EXTRACTED TEXT =
What this rather odd pairing of
words represents is a project that will bring
the words and art of the Middle Ages to
computer screens around the world.
The Digital Scriptorium now underway
at Bancroft, in collaboration with Columbia
University, will digitize and make
available on the World Wide Web the two
universities’ medieval and early Renaissance
manuscript holdings. Funded by the
Andrew W. Mellon Foundation, the
Digital Scriptorium will comprise a
database of some 10,000 images by early
1998.
Images chosen from the two institutions’
holdings in medieval manuscripts
will represent almost 700 codices and 2000
documents from the 8th to the 16th
century. These documents, which provide
the basis for scholarship on the cultural
heritage of western civilization, are crucial
links to our past.
The project is intended as a prototype
that will eventually allow participation of
other institutions in the United States and
Europe and provide virtual access to
information about medieval manuscripts.
An important aspect of the project is
collaboration with other institutions to
develop an SGML (Standard Generalized
Markup Language) encoding scheme for
manuscript descriptions. Bancroft was a
lead participant in development of the
Encoded Archival Description or EAD [see
“Quill Pens to Pixels: Bancroft’s Catalog
Evolves,” Bancroftiana No. 108], and
brings that experience working with
SGML to this project.
Medieval manuscripts are the most
numerous surviving artifacts from the
Middle Ages. They preserve a large body
of imaginative literature and scientific
knowledge from antiquity to the age of
print. They contain more well-preserved
artistic works than do the panel paintings,
frescos, and sculptures of the entire
Middle Ages. And yet, for all their
importance, because of their inaccessibility
they have received relatively little
attention from the general public and
only sporadic study from the scholarly
community. Unique, easily damaged, and
often of enormous value, they are usually
available only to scholars who can gain
access to the manuscript reading rooms of
the institutions that hold such treasures.

DATASET RECORDS =
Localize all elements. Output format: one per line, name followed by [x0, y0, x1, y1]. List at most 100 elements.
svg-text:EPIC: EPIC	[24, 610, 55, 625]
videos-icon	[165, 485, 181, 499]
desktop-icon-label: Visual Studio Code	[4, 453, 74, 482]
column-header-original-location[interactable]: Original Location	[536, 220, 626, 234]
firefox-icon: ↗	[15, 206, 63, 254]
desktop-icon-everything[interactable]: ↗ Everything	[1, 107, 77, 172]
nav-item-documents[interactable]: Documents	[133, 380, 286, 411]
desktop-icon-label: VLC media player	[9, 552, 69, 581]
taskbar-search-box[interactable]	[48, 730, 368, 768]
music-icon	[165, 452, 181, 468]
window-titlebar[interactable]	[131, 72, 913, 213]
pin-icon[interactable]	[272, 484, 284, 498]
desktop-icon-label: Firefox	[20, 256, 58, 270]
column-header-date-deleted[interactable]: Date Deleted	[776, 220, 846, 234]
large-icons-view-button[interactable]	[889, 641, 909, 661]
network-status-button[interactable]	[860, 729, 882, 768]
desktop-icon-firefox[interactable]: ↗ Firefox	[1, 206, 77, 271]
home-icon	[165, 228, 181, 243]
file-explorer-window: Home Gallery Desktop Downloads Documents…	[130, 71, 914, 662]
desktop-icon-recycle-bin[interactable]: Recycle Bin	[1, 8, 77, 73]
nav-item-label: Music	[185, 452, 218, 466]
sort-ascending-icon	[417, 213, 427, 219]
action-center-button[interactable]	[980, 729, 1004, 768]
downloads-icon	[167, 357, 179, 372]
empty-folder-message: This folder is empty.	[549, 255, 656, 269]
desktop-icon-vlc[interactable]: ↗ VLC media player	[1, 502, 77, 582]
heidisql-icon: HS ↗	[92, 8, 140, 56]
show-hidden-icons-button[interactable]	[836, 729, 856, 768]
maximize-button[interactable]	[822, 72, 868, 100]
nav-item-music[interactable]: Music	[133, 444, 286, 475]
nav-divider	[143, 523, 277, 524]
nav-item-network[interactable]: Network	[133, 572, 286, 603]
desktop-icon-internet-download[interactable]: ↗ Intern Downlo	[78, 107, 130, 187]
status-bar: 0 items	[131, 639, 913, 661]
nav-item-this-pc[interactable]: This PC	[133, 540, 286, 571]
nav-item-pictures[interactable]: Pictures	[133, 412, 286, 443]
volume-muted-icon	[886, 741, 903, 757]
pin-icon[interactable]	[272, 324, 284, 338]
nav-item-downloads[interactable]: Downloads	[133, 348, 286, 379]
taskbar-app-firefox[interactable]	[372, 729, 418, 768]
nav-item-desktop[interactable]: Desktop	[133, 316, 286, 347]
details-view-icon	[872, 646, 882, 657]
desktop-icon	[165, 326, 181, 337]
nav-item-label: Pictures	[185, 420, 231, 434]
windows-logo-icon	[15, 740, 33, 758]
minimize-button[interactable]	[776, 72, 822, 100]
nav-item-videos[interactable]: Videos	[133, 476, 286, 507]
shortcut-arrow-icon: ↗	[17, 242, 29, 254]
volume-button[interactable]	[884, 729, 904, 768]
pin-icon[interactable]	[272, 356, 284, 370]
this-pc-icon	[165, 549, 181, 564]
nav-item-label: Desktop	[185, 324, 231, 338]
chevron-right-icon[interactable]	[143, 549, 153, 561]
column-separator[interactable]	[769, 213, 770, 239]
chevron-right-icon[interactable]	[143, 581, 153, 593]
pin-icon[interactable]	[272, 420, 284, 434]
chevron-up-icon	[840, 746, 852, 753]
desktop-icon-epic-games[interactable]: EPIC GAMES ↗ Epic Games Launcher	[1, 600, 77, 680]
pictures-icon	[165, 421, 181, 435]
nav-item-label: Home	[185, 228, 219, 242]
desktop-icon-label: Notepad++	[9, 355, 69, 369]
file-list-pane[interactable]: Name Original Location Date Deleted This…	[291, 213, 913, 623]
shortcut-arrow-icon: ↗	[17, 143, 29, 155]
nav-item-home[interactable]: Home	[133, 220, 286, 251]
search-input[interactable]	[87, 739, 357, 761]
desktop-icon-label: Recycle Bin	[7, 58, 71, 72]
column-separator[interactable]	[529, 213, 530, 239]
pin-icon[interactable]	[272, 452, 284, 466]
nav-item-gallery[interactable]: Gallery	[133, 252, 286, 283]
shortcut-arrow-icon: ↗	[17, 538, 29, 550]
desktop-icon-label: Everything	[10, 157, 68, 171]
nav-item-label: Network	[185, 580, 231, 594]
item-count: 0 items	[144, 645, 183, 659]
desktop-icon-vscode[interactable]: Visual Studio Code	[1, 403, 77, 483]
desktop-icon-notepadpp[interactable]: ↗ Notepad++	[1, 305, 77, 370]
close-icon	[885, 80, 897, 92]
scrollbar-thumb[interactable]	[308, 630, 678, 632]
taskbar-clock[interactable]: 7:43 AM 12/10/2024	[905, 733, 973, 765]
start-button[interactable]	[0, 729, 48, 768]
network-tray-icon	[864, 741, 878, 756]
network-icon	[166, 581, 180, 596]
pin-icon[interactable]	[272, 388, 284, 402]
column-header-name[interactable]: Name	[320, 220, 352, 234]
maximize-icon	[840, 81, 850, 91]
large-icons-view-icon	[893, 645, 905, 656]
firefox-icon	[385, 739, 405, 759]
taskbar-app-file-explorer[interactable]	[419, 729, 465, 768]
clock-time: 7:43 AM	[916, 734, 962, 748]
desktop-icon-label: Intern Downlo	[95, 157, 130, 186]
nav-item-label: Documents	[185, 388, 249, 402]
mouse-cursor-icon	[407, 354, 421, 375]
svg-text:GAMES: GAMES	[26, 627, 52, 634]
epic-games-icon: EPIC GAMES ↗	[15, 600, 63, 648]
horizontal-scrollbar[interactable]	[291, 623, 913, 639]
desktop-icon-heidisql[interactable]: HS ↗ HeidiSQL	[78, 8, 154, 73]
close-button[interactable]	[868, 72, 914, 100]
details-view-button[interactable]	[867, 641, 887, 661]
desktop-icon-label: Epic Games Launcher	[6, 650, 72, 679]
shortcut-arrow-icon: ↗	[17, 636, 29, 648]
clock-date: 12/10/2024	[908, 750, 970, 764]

TASK INSTRUCTIONS =
A: In the passage on the Digital Scriptorium, which foundation funds the project?
B: Render as a JSON list of strings the part of the records that opens with their first line and closes with the line containing "206, 63, 254]", giving one string per line and leaving out blank lines.

EXERCISE SOLUTIONS =
A: The Andrew W. Mellon Foundation

B:
[
  "Localize all elements. Output format: one per line, name followed by [x0, y0, x1, y1]. List at most 100 elements.",
  "svg-text:EPIC: EPIC\t[24, 610, 55, 625]",
  "videos-icon\t[165, 485, 181, 499]",
  "desktop-icon-label: Visual Studio Code\t[4, 453, 74, 482]",
  "column-header-original-location[interactable]: Original Location\t[536, 220, 626, 234]",
  "firefox-icon: ↗\t[15, 206, 63, 254]"
]